Directions
Count the lines below that contain the word "maria" and give only that number.

(Dataset rows)
************

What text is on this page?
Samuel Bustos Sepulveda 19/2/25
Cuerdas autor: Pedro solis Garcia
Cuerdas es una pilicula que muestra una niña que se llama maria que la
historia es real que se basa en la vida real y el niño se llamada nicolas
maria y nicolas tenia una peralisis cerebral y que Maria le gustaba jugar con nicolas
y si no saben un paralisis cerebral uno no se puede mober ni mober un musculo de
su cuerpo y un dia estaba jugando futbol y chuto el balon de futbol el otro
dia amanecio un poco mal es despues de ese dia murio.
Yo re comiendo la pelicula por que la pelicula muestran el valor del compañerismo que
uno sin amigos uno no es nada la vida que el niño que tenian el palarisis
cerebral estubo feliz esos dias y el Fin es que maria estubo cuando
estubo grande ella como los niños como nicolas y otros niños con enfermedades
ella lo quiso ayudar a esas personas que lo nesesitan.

************

Reply to the exercise
3